### What you need to do:
Please copy all the lines that follow, word for word.

[Dataset excerpt]
** Start **

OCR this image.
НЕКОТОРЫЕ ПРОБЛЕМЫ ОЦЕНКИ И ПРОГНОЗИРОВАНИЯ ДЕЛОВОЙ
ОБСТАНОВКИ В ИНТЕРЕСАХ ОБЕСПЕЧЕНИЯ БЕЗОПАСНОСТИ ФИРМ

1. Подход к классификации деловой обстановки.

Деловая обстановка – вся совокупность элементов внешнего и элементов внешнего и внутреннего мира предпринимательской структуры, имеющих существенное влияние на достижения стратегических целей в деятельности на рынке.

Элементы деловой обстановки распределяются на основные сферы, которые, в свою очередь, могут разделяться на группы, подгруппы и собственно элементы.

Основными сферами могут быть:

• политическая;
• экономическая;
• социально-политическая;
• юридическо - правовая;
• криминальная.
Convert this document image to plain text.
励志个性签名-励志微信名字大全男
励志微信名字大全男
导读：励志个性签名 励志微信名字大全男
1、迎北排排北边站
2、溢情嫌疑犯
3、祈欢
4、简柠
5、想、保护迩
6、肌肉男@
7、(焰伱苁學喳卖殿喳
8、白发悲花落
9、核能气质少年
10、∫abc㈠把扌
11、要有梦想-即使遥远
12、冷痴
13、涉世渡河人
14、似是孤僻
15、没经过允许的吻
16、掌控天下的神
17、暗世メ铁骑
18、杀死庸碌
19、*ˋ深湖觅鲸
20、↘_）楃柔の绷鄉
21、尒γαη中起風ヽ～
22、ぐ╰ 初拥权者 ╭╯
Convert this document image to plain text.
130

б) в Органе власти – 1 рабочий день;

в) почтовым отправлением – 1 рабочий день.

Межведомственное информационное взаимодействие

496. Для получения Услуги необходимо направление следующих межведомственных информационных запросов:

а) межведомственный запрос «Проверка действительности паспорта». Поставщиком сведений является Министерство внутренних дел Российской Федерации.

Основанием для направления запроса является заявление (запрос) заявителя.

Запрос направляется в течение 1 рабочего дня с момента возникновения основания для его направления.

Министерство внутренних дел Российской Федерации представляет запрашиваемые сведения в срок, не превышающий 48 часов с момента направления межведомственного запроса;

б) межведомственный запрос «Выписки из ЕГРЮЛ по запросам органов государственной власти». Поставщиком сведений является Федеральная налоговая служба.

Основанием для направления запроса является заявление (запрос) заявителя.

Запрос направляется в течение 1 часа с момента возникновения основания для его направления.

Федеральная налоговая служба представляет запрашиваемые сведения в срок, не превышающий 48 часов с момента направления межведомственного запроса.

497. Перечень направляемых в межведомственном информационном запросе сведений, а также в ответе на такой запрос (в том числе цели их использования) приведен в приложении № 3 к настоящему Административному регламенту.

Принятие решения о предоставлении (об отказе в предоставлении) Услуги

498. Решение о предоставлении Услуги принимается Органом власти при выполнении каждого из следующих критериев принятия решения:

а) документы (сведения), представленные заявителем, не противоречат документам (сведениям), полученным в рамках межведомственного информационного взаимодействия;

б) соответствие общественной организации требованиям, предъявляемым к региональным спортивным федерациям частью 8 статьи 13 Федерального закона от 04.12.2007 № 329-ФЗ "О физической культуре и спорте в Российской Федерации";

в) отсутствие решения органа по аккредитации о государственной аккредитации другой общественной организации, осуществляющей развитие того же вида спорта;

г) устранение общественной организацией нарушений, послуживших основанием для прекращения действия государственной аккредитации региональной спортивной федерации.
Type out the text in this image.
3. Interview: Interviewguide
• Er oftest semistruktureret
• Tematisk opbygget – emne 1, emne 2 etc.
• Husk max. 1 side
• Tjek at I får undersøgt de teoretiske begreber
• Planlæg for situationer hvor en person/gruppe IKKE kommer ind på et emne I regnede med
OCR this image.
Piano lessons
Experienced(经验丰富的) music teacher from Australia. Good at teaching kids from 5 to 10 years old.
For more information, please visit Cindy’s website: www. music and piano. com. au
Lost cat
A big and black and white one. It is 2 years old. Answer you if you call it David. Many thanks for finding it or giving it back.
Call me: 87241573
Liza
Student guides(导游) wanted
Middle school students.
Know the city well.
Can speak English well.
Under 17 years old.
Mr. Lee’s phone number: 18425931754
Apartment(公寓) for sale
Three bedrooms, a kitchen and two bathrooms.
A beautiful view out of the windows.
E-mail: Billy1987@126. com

** End **

### Task output:
OCR this image.
НЕКОТОРЫЕ ПРОБЛЕМЫ ОЦЕНКИ И ПРОГНОЗИРОВАНИЯ ДЕЛОВОЙ
ОБСТАНОВКИ В ИНТЕРЕСАХ ОБЕСПЕЧЕНИЯ БЕЗОПАСНОСТИ ФИРМ

1. Подход к классификации деловой обстановки.

Деловая обстановка – вся совокупность элементов внешнего и элементов внешнего и внутреннего мира предпринимательской структуры, имеющих существенное влияние на достижения стратегических целей в деятельности на рынке.

Элементы деловой обстановки распределяются на основные сферы, которые, в свою очередь, могут разделяться на группы, подгруппы и собственно элементы.

Основными сферами могут быть:

• политическая;
• экономическая;
• социально-политическая;
• юридическо - правовая;
• криминальная.
Convert this document image to plain text.
励志个性签名-励志微信名字大全男
励志微信名字大全男
导读：励志个性签名 励志微信名字大全男
1、迎北排排北边站
2、溢情嫌疑犯
3、祈欢
4、简柠
5、想、保护迩
6、肌肉男@
7、(焰伱苁學喳卖殿喳
8、白发悲花落
9、核能气质少年
10、∫abc㈠把扌
11、要有梦想-即使遥远
12、冷痴
13、涉世渡河人
14、似是孤僻
15、没经过允许的吻
16、掌控天下的神
17、暗世メ铁骑
18、杀死庸碌
19、*ˋ深湖觅鲸
20、↘_）楃柔の绷鄉
21、尒γαη中起風ヽ～
22、ぐ╰ 初拥权者 ╭╯
Convert this document image to plain text.
130

б) в Органе власти – 1 рабочий день;

в) почтовым отправлением – 1 рабочий день.

Межведомственное информационное взаимодействие

496. Для получения Услуги необходимо направление следующих межведомственных информационных запросов:

а) межведомственный запрос «Проверка действительности паспорта». Поставщиком сведений является Министерство внутренних дел Российской Федерации.

Основанием для направления запроса является заявление (запрос) заявителя.

Запрос направляется в течение 1 рабочего дня с момента возникновения основания для его направления.

Министерство внутренних дел Российской Федерации представляет запрашиваемые сведения в срок, не превышающий 48 часов с момента направления межведомственного запроса;

б) межведомственный запрос «Выписки из ЕГРЮЛ по запросам органов государственной власти». Поставщиком сведений является Федеральная налоговая служба.

Основанием для направления запроса является заявление (запрос) заявителя.

Запрос направляется в течение 1 часа с момента возникновения основания для его направления.

Федеральная налоговая служба представляет запрашиваемые сведения в срок, не превышающий 48 часов с момента направления межведомственного запроса.

497. Перечень направляемых в межведомственном информационном запросе сведений, а также в ответе на такой запрос (в том числе цели их использования) приведен в приложении № 3 к настоящему Административному регламенту.

Принятие решения о предоставлении (об отказе в предоставлении) Услуги

498. Решение о предоставлении Услуги принимается Органом власти при выполнении каждого из следующих критериев принятия решения:

а) документы (сведения), представленные заявителем, не противоречат документам (сведениям), полученным в рамках межведомственного информационного взаимодействия;

б) соответствие общественной организации требованиям, предъявляемым к региональным спортивным федерациям частью 8 статьи 13 Федерального закона от 04.12.2007 № 329-ФЗ "О физической культуре и спорте в Российской Федерации";

в) отсутствие решения органа по аккредитации о государственной аккредитации другой общественной организации, осуществляющей развитие того же вида спорта;

г) устранение общественной организацией нарушений, послуживших основанием для прекращения действия государственной аккредитации региональной спортивной федерации.
Type out the text in this image.
3. Interview: Interviewguide
• Er oftest semistruktureret
• Tematisk opbygget – emne 1, emne 2 etc.
• Husk max. 1 side
• Tjek at I får undersøgt de teoretiske begreber
• Planlæg for situationer hvor en person/gruppe IKKE kommer ind på et emne I regnede med
OCR this image.
Piano lessons
Experienced(经验丰富的) music teacher from Australia. Good at teaching kids from 5 to 10 years old.
For more information, please visit Cindy’s website: www. music and piano. com. au
Lost cat
A big and black and white one. It is 2 years old. Answer you if you call it David. Many thanks for finding it or giving it back.
Call me: 87241573
Liza
Student guides(导游) wanted
Middle school students.
Know the city well.
Can speak English well.
Under 17 years old.
Mr. Lee’s phone number: 18425931754
Apartment(公寓) for sale
Three bedrooms, a kitchen and two bathrooms.
A beautiful view out of the windows.
E-mail: Billy1987@126. com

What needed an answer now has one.